__AIM__
Check each line of the entries below for the string "this"; copy every line where it appears.

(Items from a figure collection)
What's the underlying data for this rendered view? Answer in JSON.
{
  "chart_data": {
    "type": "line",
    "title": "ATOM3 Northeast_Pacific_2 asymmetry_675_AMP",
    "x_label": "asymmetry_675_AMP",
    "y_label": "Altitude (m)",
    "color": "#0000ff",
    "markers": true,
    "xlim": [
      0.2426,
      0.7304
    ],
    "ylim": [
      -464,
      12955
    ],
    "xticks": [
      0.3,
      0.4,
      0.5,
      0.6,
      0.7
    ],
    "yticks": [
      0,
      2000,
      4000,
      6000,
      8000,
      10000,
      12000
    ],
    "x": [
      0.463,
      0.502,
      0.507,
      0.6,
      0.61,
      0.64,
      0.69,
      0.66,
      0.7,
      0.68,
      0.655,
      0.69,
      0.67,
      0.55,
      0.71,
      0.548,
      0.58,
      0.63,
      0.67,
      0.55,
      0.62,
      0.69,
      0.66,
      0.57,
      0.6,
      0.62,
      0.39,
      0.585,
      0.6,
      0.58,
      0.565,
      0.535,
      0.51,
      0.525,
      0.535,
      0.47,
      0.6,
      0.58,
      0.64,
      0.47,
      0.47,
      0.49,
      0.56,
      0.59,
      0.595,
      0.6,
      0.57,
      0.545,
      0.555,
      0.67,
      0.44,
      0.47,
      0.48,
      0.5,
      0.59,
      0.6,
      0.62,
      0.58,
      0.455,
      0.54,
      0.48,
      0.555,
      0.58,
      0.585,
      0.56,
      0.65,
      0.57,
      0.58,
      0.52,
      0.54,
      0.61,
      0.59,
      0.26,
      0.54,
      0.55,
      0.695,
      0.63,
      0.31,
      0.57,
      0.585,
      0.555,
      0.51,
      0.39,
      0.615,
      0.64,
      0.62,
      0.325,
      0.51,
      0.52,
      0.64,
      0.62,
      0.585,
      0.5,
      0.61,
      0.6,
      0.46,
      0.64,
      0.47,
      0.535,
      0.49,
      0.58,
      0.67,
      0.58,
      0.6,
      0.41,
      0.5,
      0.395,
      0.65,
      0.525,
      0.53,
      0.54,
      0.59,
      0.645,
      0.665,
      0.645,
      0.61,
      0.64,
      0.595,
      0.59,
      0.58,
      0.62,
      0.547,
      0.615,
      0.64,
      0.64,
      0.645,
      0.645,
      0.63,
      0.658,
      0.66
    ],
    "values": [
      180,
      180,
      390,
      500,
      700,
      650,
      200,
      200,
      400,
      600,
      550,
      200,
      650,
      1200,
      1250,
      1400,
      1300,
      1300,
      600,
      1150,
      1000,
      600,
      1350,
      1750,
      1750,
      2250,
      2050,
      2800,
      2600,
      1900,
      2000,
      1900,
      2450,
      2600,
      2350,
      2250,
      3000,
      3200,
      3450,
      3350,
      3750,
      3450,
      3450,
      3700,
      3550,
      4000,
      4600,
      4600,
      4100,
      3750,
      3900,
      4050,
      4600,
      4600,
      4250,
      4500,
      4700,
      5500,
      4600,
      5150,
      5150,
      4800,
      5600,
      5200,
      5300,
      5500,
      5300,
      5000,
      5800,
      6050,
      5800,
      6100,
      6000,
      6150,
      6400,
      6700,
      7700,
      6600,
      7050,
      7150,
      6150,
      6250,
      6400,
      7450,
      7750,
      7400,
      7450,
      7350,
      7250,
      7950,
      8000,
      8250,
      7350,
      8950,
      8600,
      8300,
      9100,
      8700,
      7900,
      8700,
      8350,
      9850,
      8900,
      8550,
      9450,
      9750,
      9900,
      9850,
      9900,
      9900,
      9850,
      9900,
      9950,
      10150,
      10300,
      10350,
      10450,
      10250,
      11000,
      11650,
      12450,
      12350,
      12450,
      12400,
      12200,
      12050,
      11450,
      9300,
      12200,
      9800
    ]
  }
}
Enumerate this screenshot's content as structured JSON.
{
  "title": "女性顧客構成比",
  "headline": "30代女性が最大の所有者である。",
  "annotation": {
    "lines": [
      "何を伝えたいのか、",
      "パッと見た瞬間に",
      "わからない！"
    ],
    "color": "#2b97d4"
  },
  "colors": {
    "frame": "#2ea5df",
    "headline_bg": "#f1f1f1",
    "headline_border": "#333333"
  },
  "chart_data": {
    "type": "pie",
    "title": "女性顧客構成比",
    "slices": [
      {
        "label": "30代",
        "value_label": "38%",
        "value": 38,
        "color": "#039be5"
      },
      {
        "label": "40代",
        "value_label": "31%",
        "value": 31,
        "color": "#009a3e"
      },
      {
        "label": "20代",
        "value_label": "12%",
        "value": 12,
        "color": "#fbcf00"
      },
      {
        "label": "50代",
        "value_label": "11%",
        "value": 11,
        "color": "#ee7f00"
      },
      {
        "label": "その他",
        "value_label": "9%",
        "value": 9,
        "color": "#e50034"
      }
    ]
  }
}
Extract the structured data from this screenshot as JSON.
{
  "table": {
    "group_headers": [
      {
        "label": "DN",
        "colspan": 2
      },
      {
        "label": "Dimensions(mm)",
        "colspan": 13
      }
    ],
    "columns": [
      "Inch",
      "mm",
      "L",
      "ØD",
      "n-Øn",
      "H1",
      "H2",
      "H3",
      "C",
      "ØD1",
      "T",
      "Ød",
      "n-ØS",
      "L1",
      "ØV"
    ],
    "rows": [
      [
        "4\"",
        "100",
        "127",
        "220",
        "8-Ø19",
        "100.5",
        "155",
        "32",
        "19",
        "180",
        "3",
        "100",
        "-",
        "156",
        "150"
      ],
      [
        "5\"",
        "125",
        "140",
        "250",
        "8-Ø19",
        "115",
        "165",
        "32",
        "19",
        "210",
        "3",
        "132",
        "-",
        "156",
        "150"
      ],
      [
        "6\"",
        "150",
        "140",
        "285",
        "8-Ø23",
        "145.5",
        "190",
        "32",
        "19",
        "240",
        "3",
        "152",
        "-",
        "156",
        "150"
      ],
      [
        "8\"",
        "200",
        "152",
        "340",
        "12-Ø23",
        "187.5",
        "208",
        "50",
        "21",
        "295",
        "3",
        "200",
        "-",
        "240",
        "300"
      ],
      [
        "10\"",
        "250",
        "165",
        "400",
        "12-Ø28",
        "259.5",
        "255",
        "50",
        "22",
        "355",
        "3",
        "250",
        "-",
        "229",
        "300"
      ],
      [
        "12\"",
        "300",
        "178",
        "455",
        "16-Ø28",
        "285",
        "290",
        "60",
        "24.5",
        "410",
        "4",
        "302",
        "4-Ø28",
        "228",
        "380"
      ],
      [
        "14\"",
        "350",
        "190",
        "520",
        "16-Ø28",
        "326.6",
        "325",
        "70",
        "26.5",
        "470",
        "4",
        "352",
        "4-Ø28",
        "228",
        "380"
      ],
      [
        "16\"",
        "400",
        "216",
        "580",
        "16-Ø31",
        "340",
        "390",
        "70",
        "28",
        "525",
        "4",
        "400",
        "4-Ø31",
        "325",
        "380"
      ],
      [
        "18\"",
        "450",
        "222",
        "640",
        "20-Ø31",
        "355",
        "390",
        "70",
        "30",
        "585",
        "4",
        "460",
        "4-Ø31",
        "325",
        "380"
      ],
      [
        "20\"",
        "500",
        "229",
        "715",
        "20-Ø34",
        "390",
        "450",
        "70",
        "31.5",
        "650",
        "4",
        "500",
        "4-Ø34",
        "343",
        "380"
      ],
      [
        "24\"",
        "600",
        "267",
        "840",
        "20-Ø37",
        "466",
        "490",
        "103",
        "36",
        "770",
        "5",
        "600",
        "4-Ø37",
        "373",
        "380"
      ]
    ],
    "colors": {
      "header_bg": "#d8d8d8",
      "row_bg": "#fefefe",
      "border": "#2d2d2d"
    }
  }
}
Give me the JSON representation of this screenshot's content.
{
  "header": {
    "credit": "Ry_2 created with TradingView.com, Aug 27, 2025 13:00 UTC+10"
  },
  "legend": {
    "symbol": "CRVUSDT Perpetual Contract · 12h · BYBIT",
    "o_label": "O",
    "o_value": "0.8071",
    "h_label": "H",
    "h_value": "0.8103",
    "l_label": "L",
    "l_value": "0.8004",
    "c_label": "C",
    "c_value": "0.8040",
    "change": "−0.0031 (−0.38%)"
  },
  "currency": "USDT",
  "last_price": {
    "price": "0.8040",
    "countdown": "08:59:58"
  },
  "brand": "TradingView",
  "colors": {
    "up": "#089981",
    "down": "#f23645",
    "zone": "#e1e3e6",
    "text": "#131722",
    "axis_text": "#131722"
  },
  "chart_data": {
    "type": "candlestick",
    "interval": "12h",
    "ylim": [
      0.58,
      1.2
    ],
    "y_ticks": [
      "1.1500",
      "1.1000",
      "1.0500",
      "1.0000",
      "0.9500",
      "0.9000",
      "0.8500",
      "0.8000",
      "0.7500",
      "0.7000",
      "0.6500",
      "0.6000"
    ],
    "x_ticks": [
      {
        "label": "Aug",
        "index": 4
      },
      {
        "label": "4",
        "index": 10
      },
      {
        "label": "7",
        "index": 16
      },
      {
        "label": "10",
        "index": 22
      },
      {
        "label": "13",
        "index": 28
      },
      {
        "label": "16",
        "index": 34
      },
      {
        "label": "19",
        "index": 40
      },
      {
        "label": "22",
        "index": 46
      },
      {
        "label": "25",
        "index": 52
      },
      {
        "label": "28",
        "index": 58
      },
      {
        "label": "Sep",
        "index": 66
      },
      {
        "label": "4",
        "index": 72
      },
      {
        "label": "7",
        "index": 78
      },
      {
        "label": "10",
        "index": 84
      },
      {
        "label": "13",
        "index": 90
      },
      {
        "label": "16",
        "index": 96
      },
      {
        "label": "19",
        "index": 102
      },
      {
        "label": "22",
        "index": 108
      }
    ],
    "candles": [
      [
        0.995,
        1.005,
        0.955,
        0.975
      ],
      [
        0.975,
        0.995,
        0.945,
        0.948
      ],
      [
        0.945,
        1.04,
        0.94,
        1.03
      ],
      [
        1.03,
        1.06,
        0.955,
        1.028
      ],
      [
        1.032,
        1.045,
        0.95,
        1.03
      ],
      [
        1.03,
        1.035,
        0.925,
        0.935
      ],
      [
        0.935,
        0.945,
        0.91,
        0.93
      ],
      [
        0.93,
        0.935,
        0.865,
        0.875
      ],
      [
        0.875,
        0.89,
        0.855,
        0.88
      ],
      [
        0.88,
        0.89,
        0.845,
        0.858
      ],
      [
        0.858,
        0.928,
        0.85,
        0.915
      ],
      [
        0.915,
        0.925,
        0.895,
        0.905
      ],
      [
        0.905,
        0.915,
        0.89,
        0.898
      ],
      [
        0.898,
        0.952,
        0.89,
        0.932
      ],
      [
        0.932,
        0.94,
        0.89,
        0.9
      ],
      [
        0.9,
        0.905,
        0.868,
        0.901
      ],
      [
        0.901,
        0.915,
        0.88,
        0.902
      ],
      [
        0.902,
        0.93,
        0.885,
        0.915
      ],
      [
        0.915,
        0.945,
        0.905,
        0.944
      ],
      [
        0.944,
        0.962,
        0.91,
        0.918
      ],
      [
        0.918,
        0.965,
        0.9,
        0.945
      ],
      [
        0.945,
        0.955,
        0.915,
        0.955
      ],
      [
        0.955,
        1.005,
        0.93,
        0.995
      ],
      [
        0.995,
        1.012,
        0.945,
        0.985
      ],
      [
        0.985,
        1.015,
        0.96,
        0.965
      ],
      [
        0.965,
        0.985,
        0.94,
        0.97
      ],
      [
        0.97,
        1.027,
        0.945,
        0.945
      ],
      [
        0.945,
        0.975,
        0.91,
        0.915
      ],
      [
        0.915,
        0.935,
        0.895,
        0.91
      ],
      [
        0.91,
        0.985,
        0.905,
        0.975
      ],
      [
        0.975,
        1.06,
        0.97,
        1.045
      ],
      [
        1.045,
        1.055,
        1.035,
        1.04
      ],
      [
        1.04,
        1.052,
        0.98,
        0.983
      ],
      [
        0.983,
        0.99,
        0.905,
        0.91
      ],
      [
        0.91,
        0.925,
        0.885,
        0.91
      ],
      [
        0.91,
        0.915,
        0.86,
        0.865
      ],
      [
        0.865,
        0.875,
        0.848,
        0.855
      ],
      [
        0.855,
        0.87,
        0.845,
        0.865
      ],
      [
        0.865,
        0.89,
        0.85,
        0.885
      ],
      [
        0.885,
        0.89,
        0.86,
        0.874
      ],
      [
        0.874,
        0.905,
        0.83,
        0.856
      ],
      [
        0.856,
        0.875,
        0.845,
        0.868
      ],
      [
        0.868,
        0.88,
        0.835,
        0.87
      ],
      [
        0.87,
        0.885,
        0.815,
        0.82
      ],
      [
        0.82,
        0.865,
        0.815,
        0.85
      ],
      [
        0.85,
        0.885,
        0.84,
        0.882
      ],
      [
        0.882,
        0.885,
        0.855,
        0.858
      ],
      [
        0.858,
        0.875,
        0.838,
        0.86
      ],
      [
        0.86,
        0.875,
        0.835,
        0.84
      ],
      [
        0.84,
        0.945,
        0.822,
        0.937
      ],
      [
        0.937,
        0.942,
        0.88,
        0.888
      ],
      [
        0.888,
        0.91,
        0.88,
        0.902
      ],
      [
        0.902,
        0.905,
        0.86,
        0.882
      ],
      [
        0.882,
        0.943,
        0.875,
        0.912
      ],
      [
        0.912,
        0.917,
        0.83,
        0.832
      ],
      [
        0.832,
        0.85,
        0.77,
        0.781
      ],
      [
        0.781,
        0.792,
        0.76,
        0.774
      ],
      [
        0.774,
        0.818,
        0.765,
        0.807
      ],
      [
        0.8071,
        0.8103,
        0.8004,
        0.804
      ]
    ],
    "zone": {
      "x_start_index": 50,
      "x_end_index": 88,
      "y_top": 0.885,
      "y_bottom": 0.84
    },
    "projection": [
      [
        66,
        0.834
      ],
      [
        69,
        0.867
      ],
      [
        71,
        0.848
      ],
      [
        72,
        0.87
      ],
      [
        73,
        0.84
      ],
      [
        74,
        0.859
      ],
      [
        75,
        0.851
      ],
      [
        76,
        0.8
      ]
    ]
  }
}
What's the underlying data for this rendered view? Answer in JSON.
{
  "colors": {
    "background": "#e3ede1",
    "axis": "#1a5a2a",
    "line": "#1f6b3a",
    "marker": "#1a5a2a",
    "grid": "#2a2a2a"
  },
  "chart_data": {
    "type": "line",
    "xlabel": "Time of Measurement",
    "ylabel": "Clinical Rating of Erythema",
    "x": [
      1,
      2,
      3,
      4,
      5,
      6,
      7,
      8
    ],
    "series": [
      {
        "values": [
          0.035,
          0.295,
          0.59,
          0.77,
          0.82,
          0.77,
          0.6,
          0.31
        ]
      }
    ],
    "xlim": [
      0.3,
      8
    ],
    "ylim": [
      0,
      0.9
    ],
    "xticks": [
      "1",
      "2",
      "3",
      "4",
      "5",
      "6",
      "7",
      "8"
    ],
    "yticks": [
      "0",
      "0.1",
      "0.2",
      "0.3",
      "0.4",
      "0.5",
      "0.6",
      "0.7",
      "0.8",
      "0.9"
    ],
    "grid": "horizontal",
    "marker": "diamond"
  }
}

__TASK ANSWER__
What's the underlying data for this rendered view? Answer in JSON.
Enumerate this screenshot's content as structured JSON.
Extract the structured data from this screenshot as JSON.
Give me the JSON representation of this screenshot's content.
What's the underlying data for this rendered view? Answer in JSON.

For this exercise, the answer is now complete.